Brief: Extract all lines from the data beneath that include the word "title".

start

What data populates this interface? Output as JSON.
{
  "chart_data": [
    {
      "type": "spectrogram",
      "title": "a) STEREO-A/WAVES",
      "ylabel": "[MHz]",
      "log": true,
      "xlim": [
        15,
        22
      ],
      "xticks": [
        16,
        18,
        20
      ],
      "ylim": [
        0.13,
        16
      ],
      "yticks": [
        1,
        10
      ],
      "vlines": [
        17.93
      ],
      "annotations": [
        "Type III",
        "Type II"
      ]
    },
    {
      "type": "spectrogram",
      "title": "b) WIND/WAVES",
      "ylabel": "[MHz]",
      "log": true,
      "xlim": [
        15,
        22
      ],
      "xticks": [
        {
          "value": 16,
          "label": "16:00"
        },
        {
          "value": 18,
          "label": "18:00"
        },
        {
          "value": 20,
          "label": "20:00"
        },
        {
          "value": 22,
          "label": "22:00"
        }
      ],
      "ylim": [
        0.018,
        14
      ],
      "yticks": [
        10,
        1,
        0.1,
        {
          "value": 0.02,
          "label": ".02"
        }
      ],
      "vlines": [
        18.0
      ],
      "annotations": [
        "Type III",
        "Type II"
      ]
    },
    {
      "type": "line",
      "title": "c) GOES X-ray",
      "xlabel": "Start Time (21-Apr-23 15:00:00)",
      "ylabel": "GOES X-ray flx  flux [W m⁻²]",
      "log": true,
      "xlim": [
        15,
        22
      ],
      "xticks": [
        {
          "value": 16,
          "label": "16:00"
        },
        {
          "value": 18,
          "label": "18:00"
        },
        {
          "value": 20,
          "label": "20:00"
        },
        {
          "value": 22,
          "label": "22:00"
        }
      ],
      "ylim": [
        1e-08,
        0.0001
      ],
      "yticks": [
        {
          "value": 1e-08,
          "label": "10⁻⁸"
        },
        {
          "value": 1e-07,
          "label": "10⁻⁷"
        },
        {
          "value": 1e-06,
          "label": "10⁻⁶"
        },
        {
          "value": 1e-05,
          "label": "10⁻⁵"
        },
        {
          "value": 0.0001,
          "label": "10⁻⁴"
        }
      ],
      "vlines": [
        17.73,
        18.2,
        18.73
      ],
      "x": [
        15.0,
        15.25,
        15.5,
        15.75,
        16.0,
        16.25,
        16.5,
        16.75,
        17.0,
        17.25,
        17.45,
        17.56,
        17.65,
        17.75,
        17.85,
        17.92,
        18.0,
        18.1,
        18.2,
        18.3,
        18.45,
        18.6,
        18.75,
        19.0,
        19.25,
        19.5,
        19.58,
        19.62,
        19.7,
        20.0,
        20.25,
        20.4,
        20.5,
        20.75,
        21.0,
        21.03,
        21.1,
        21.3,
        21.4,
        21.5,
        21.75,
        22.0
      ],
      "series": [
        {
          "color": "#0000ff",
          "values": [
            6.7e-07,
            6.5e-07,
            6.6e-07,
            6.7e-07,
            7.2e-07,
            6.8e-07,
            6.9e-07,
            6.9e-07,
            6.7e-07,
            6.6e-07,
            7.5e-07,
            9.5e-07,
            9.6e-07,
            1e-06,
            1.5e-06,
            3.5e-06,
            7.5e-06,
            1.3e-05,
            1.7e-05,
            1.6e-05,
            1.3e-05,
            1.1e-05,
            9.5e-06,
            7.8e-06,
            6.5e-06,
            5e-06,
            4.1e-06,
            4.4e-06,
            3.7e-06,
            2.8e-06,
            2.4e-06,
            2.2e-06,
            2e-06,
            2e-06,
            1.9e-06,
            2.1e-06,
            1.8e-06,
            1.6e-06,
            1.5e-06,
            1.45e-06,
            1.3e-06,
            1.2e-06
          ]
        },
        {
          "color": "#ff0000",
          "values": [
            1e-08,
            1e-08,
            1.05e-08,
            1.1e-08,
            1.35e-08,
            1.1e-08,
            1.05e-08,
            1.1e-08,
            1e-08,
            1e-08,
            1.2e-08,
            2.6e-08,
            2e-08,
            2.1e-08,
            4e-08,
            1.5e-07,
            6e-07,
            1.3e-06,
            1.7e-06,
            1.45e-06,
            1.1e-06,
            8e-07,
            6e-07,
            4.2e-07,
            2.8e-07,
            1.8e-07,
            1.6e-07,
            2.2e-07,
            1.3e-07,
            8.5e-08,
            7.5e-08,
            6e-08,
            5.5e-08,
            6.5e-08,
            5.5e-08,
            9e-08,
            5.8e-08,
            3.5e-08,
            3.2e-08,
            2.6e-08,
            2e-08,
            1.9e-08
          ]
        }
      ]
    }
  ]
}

end

Response:
      "title": "a) STEREO-A/WAVES",
      "title": "b) WIND/WAVES",
      "title": "c) GOES X-ray",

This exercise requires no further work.